Work instructions: Leaving out the pictures, please retype each record exactly.

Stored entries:

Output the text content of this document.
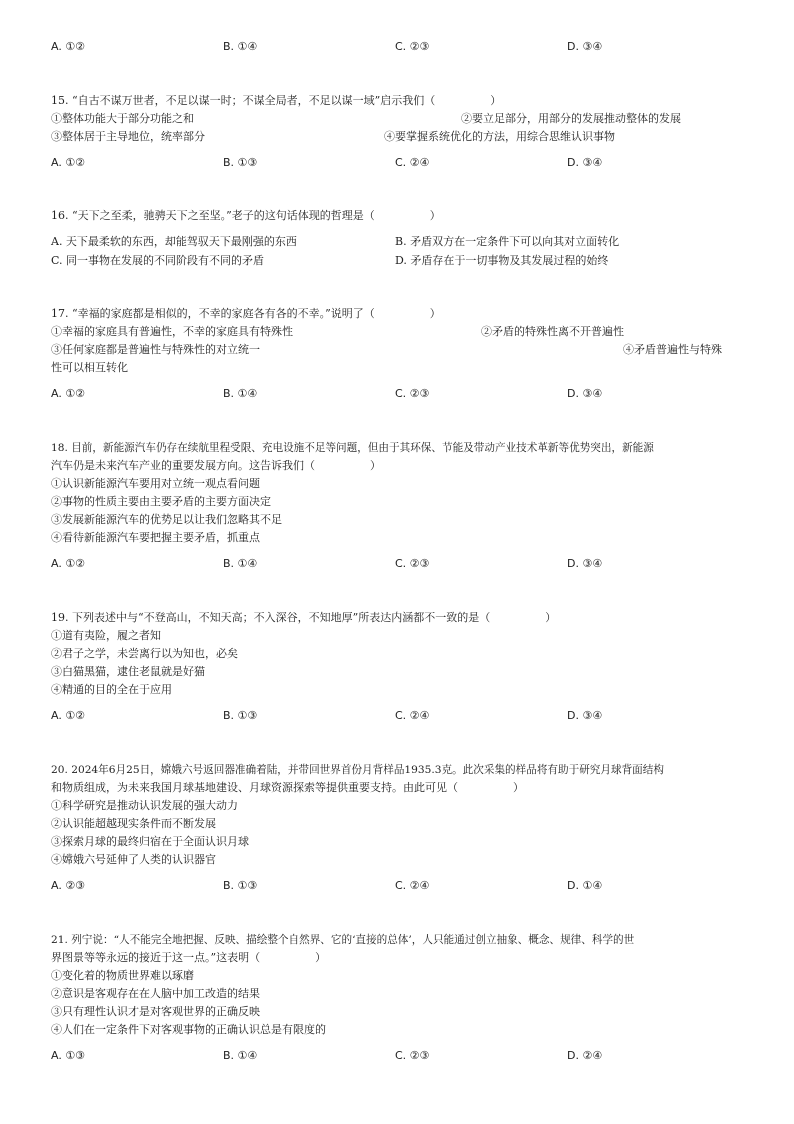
A. ①②	B. ①④	C. ②③	D. ③④
15. “自古不谋万世者，不足以谋一时；不谋全局者，不足以谋一域”启示我们（　　　　　）
①整体功能大于部分功能之和	②要立足部分，用部分的发展推动整体的发展
③整体居于主导地位，统率部分	④要掌握系统优化的方法，用综合思维认识事物
A. ①②	B. ①③	C. ②④	D. ③④
16. “天下之至柔，驰骋天下之至坚。”老子的这句话体现的哲理是（　　　　　）
A. 天下最柔软的东西，却能驾驭天下最刚强的东西	B. 矛盾双方在一定条件下可以向其对立面转化
C. 同一事物在发展的不同阶段有不同的矛盾	D. 矛盾存在于一切事物及其发展过程的始终
17. “幸福的家庭都是相似的，不幸的家庭各有各的不幸。”说明了（　　　　　）
①幸福的家庭具有普遍性，不幸的家庭具有特殊性	②矛盾的特殊性离不开普遍性
③任何家庭都是普遍性与特殊性的对立统一	④矛盾普遍性与特殊
性可以相互转化
A. ①②	B. ①④	C. ②③	D. ③④
18. 目前，新能源汽车仍存在续航里程受限、充电设施不足等问题，但由于其环保、节能及带动产业技术革新等优势突出，新能源
汽车仍是未来汽车产业的重要发展方向。这告诉我们（　　　　　）
①认识新能源汽车要用对立统一观点看问题
②事物的性质主要由主要矛盾的主要方面决定
③发展新能源汽车的优势足以让我们忽略其不足
④看待新能源汽车要把握主要矛盾，抓重点
A. ①②	B. ①④	C. ②③	D. ③④
19. 下列表述中与“不登高山，不知天高；不入深谷，不知地厚”所表达内涵都不一致的是（　　　　　）
①道有夷险，履之者知
②君子之学，未尝离行以为知也，必矣
③白猫黑猫，逮住老鼠就是好猫
④精通的目的全在于应用
A. ①②	B. ①③	C. ②④	D. ③④
20. 2024年6月25日，嫦娥六号返回器准确着陆，并带回世界首份月背样品1935.3克。此次采集的样品将有助于研究月球背面结构
和物质组成，为未来我国月球基地建设、月球资源探索等提供重要支持。由此可见（　　　　　）
①科学研究是推动认识发展的强大动力
②认识能超越现实条件而不断发展
③探索月球的最终归宿在于全面认识月球
④嫦娥六号延伸了人类的认识器官
A. ②③	B. ①③	C. ②④	D. ①④
21. 列宁说：“人不能完全地把握、反映、描绘整个自然界、它的‘直接的总体’，人只能通过创立抽象、概念、规律、科学的世
界图景等等永远的接近于这一点。”这表明（　　　　　）
①变化着的物质世界难以琢磨
②意识是客观存在在人脑中加工改造的结果
③只有理性认识才是对客观世界的正确反映
④人们在一定条件下对客观事物的正确认识总是有限度的
A. ①③	B. ①④	C. ②③	D. ②④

Solution to the exercise:
Output the text content of this document.
A. ①②	B. ①④	C. ②③	D. ③④
15. “自古不谋万世者，不足以谋一时；不谋全局者，不足以谋一域”启示我们（　　　　　）
①整体功能大于部分功能之和	②要立足部分，用部分的发展推动整体的发展
③整体居于主导地位，统率部分	④要掌握系统优化的方法，用综合思维认识事物
A. ①②	B. ①③	C. ②④	D. ③④
16. “天下之至柔，驰骋天下之至坚。”老子的这句话体现的哲理是（　　　　　）
A. 天下最柔软的东西，却能驾驭天下最刚强的东西	B. 矛盾双方在一定条件下可以向其对立面转化
C. 同一事物在发展的不同阶段有不同的矛盾	D. 矛盾存在于一切事物及其发展过程的始终
17. “幸福的家庭都是相似的，不幸的家庭各有各的不幸。”说明了（　　　　　）
①幸福的家庭具有普遍性，不幸的家庭具有特殊性	②矛盾的特殊性离不开普遍性
③任何家庭都是普遍性与特殊性的对立统一	④矛盾普遍性与特殊
性可以相互转化
A. ①②	B. ①④	C. ②③	D. ③④
18. 目前，新能源汽车仍存在续航里程受限、充电设施不足等问题，但由于其环保、节能及带动产业技术革新等优势突出，新能源
汽车仍是未来汽车产业的重要发展方向。这告诉我们（　　　　　）
①认识新能源汽车要用对立统一观点看问题
②事物的性质主要由主要矛盾的主要方面决定
③发展新能源汽车的优势足以让我们忽略其不足
④看待新能源汽车要把握主要矛盾，抓重点
A. ①②	B. ①④	C. ②③	D. ③④
19. 下列表述中与“不登高山，不知天高；不入深谷，不知地厚”所表达内涵都不一致的是（　　　　　）
①道有夷险，履之者知
②君子之学，未尝离行以为知也，必矣
③白猫黑猫，逮住老鼠就是好猫
④精通的目的全在于应用
A. ①②	B. ①③	C. ②④	D. ③④
20. 2024年6月25日，嫦娥六号返回器准确着陆，并带回世界首份月背样品1935.3克。此次采集的样品将有助于研究月球背面结构
和物质组成，为未来我国月球基地建设、月球资源探索等提供重要支持。由此可见（　　　　　）
①科学研究是推动认识发展的强大动力
②认识能超越现实条件而不断发展
③探索月球的最终归宿在于全面认识月球
④嫦娥六号延伸了人类的认识器官
A. ②③	B. ①③	C. ②④	D. ①④
21. 列宁说：“人不能完全地把握、反映、描绘整个自然界、它的‘直接的总体’，人只能通过创立抽象、概念、规律、科学的世
界图景等等永远的接近于这一点。”这表明（　　　　　）
①变化着的物质世界难以琢磨
②意识是客观存在在人脑中加工改造的结果
③只有理性认识才是对客观世界的正确反映
④人们在一定条件下对客观事物的正确认识总是有限度的
A. ①③	B. ①④	C. ②③	D. ②④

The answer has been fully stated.